(Document page transcript entries)
....

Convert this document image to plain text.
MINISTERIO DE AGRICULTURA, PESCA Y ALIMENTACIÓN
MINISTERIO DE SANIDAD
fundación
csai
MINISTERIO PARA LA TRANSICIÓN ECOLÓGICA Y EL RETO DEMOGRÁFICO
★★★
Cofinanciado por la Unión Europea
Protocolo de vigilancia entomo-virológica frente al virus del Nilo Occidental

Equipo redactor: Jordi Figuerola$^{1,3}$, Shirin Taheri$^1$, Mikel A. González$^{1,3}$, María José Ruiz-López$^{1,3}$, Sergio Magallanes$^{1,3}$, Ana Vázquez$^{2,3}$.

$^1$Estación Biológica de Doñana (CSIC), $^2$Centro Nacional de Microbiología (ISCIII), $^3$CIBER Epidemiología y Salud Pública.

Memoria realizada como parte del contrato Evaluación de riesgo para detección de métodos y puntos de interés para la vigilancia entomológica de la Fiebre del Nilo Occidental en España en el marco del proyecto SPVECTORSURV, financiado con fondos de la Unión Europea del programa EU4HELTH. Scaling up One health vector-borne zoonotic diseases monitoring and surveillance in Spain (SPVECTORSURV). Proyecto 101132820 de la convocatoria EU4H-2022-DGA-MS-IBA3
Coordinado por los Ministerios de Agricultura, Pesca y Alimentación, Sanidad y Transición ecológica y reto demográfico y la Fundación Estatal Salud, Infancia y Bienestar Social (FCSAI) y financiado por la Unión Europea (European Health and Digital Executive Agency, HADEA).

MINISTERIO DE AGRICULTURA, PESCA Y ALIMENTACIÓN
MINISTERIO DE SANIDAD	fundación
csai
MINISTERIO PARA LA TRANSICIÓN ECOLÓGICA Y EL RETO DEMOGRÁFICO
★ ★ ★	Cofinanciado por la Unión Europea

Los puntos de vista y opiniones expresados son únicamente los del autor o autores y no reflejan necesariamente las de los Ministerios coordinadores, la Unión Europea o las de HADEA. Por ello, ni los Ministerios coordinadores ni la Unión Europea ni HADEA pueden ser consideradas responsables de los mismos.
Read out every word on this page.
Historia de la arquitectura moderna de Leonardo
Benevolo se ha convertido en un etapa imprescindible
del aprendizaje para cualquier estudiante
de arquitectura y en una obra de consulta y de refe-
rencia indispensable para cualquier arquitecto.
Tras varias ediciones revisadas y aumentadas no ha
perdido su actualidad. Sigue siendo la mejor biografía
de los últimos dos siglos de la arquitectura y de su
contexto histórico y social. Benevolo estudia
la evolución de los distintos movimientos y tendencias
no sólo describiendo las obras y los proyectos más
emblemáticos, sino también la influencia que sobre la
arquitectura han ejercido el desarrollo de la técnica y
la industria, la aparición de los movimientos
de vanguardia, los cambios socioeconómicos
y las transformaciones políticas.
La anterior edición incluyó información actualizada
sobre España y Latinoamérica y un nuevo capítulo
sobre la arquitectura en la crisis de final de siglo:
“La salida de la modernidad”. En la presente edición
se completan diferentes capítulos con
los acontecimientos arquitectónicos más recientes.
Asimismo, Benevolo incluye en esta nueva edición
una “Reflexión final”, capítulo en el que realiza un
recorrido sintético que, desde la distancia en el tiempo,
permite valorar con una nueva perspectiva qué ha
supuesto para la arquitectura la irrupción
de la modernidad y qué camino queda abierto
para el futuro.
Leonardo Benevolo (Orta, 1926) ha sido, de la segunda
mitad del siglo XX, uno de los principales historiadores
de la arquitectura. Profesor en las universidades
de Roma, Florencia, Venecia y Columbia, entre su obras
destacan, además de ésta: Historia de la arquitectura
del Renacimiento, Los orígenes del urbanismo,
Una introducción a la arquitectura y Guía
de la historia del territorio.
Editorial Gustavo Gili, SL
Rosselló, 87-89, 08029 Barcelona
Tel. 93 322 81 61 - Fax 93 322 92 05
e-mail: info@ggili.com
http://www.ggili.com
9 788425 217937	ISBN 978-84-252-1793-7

....

Work task: Extract all of the data exactly as written.

Solution:
Convert this document image to plain text.
MINISTERIO DE AGRICULTURA, PESCA Y ALIMENTACIÓN
MINISTERIO DE SANIDAD
fundación
csai
MINISTERIO PARA LA TRANSICIÓN ECOLÓGICA Y EL RETO DEMOGRÁFICO
★★★
Cofinanciado por la Unión Europea
Protocolo de vigilancia entomo-virológica frente al virus del Nilo Occidental

Equipo redactor: Jordi Figuerola$^{1,3}$, Shirin Taheri$^1$, Mikel A. González$^{1,3}$, María José Ruiz-López$^{1,3}$, Sergio Magallanes$^{1,3}$, Ana Vázquez$^{2,3}$.

$^1$Estación Biológica de Doñana (CSIC), $^2$Centro Nacional de Microbiología (ISCIII), $^3$CIBER Epidemiología y Salud Pública.

Memoria realizada como parte del contrato Evaluación de riesgo para detección de métodos y puntos de interés para la vigilancia entomológica de la Fiebre del Nilo Occidental en España en el marco del proyecto SPVECTORSURV, financiado con fondos de la Unión Europea del programa EU4HELTH. Scaling up One health vector-borne zoonotic diseases monitoring and surveillance in Spain (SPVECTORSURV). Proyecto 101132820 de la convocatoria EU4H-2022-DGA-MS-IBA3
Coordinado por los Ministerios de Agricultura, Pesca y Alimentación, Sanidad y Transición ecológica y reto demográfico y la Fundación Estatal Salud, Infancia y Bienestar Social (FCSAI) y financiado por la Unión Europea (European Health and Digital Executive Agency, HADEA).

MINISTERIO DE AGRICULTURA, PESCA Y ALIMENTACIÓN
MINISTERIO DE SANIDAD	fundación
csai
MINISTERIO PARA LA TRANSICIÓN ECOLÓGICA Y EL RETO DEMOGRÁFICO
★ ★ ★	Cofinanciado por la Unión Europea

Los puntos de vista y opiniones expresados son únicamente los del autor o autores y no reflejan necesariamente las de los Ministerios coordinadores, la Unión Europea o las de HADEA. Por ello, ni los Ministerios coordinadores ni la Unión Europea ni HADEA pueden ser consideradas responsables de los mismos.
Read out every word on this page.
Historia de la arquitectura moderna de Leonardo
Benevolo se ha convertido en un etapa imprescindible
del aprendizaje para cualquier estudiante
de arquitectura y en una obra de consulta y de refe-
rencia indispensable para cualquier arquitecto.
Tras varias ediciones revisadas y aumentadas no ha
perdido su actualidad. Sigue siendo la mejor biografía
de los últimos dos siglos de la arquitectura y de su
contexto histórico y social. Benevolo estudia
la evolución de los distintos movimientos y tendencias
no sólo describiendo las obras y los proyectos más
emblemáticos, sino también la influencia que sobre la
arquitectura han ejercido el desarrollo de la técnica y
la industria, la aparición de los movimientos
de vanguardia, los cambios socioeconómicos
y las transformaciones políticas.
La anterior edición incluyó información actualizada
sobre España y Latinoamérica y un nuevo capítulo
sobre la arquitectura en la crisis de final de siglo:
“La salida de la modernidad”. En la presente edición
se completan diferentes capítulos con
los acontecimientos arquitectónicos más recientes.
Asimismo, Benevolo incluye en esta nueva edición
una “Reflexión final”, capítulo en el que realiza un
recorrido sintético que, desde la distancia en el tiempo,
permite valorar con una nueva perspectiva qué ha
supuesto para la arquitectura la irrupción
de la modernidad y qué camino queda abierto
para el futuro.
Leonardo Benevolo (Orta, 1926) ha sido, de la segunda
mitad del siglo XX, uno de los principales historiadores
de la arquitectura. Profesor en las universidades
de Roma, Florencia, Venecia y Columbia, entre su obras
destacan, además de ésta: Historia de la arquitectura
del Renacimiento, Los orígenes del urbanismo,
Una introducción a la arquitectura y Guía
de la historia del territorio.
Editorial Gustavo Gili, SL
Rosselló, 87-89, 08029 Barcelona
Tel. 93 322 81 61 - Fax 93 322 92 05
e-mail: info@ggili.com
http://www.ggili.com
9 788425 217937	ISBN 978-84-252-1793-7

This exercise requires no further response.